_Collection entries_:
:::

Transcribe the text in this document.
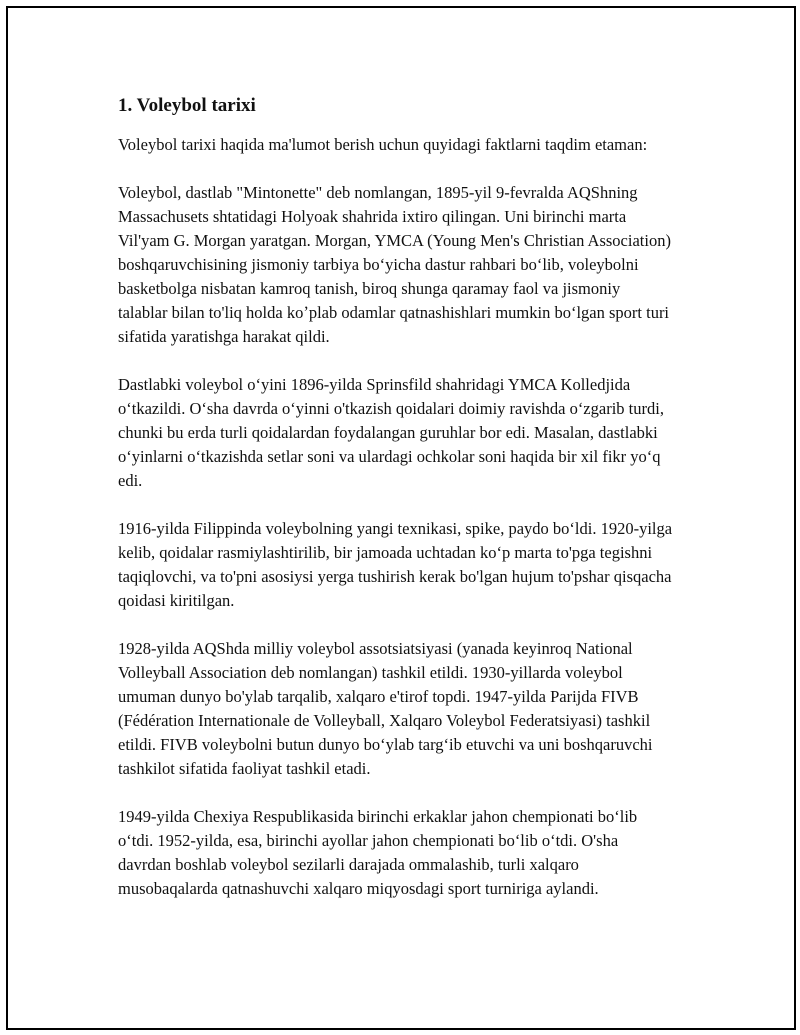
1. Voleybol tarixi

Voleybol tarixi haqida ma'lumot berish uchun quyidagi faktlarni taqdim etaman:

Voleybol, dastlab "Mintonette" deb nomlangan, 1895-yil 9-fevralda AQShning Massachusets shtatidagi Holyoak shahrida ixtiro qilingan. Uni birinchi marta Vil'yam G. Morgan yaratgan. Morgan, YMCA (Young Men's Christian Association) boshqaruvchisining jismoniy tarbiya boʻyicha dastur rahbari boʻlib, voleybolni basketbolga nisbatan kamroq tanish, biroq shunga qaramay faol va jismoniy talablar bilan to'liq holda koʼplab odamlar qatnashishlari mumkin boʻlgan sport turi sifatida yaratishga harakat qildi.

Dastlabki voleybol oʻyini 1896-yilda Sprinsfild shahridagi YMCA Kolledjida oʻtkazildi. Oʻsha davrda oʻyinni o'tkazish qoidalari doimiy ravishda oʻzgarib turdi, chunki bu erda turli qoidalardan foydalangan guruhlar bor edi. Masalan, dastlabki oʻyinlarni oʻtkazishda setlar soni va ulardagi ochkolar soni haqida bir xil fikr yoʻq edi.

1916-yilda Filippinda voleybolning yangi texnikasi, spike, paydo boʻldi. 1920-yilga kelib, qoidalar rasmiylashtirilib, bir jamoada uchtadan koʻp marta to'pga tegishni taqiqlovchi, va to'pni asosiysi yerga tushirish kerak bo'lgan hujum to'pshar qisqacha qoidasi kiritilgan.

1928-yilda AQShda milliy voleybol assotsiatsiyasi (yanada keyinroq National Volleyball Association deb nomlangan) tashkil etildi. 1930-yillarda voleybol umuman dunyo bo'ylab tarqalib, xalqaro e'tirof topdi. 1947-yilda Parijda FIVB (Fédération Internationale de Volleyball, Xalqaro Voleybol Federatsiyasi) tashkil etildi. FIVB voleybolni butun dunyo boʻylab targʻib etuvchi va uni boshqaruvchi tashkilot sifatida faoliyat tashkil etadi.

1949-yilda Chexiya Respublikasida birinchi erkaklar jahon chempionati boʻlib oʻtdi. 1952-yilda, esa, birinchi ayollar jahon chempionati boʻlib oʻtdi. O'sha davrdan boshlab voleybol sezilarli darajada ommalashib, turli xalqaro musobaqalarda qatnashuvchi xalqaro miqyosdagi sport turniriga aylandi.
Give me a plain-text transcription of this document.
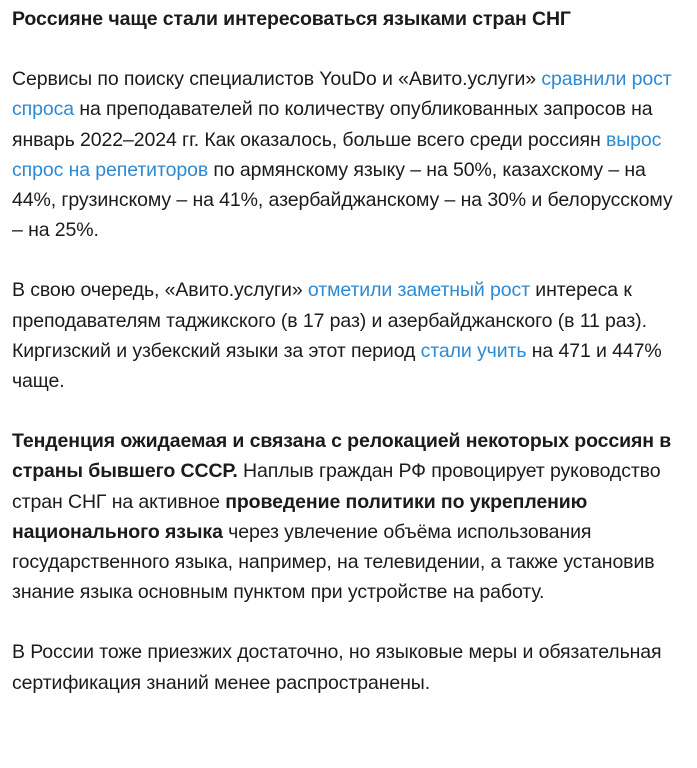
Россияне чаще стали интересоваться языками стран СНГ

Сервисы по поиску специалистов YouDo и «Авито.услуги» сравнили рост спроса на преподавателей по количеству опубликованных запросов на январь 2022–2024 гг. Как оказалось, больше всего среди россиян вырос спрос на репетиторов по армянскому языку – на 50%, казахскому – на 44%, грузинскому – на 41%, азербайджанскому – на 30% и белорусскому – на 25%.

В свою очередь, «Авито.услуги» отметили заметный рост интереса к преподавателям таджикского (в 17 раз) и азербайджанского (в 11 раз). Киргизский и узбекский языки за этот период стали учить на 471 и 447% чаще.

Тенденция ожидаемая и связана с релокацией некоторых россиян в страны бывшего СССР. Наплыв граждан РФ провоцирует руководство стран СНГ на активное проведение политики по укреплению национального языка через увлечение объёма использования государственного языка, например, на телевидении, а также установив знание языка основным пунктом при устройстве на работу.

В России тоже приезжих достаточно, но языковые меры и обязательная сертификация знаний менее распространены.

:::

_WHAT YOU NEED TO DO_: Retype everything in the material word for word, minus pictures.

_RESPONSE TO THIS TASK_:
Transcribe the text in this document.
1. Voleybol tarixi

Voleybol tarixi haqida ma'lumot berish uchun quyidagi faktlarni taqdim etaman:

Voleybol, dastlab "Mintonette" deb nomlangan, 1895-yil 9-fevralda AQShning Massachusets shtatidagi Holyoak shahrida ixtiro qilingan. Uni birinchi marta Vil'yam G. Morgan yaratgan. Morgan, YMCA (Young Men's Christian Association) boshqaruvchisining jismoniy tarbiya boʻyicha dastur rahbari boʻlib, voleybolni basketbolga nisbatan kamroq tanish, biroq shunga qaramay faol va jismoniy talablar bilan to'liq holda koʼplab odamlar qatnashishlari mumkin boʻlgan sport turi sifatida yaratishga harakat qildi.

Dastlabki voleybol oʻyini 1896-yilda Sprinsfild shahridagi YMCA Kolledjida oʻtkazildi. Oʻsha davrda oʻyinni o'tkazish qoidalari doimiy ravishda oʻzgarib turdi, chunki bu erda turli qoidalardan foydalangan guruhlar bor edi. Masalan, dastlabki oʻyinlarni oʻtkazishda setlar soni va ulardagi ochkolar soni haqida bir xil fikr yoʻq edi.

1916-yilda Filippinda voleybolning yangi texnikasi, spike, paydo boʻldi. 1920-yilga kelib, qoidalar rasmiylashtirilib, bir jamoada uchtadan koʻp marta to'pga tegishni taqiqlovchi, va to'pni asosiysi yerga tushirish kerak bo'lgan hujum to'pshar qisqacha qoidasi kiritilgan.

1928-yilda AQShda milliy voleybol assotsiatsiyasi (yanada keyinroq National Volleyball Association deb nomlangan) tashkil etildi. 1930-yillarda voleybol umuman dunyo bo'ylab tarqalib, xalqaro e'tirof topdi. 1947-yilda Parijda FIVB (Fédération Internationale de Volleyball, Xalqaro Voleybol Federatsiyasi) tashkil etildi. FIVB voleybolni butun dunyo boʻylab targʻib etuvchi va uni boshqaruvchi tashkilot sifatida faoliyat tashkil etadi.

1949-yilda Chexiya Respublikasida birinchi erkaklar jahon chempionati boʻlib oʻtdi. 1952-yilda, esa, birinchi ayollar jahon chempionati boʻlib oʻtdi. O'sha davrdan boshlab voleybol sezilarli darajada ommalashib, turli xalqaro musobaqalarda qatnashuvchi xalqaro miqyosdagi sport turniriga aylandi.
Give me a plain-text transcription of this document.
Россияне чаще стали интересоваться языками стран СНГ

Сервисы по поиску специалистов YouDo и «Авито.услуги» сравнили рост спроса на преподавателей по количеству опубликованных запросов на январь 2022–2024 гг. Как оказалось, больше всего среди россиян вырос спрос на репетиторов по армянскому языку – на 50%, казахскому – на 44%, грузинскому – на 41%, азербайджанскому – на 30% и белорусскому – на 25%.

В свою очередь, «Авито.услуги» отметили заметный рост интереса к преподавателям таджикского (в 17 раз) и азербайджанского (в 11 раз). Киргизский и узбекский языки за этот период стали учить на 471 и 447% чаще.

Тенденция ожидаемая и связана с релокацией некоторых россиян в страны бывшего СССР. Наплыв граждан РФ провоцирует руководство стран СНГ на активное проведение политики по укреплению национального языка через увлечение объёма использования государственного языка, например, на телевидении, а также установив знание языка основным пунктом при устройстве на работу.

В России тоже приезжих достаточно, но языковые меры и обязательная сертификация знаний менее распространены.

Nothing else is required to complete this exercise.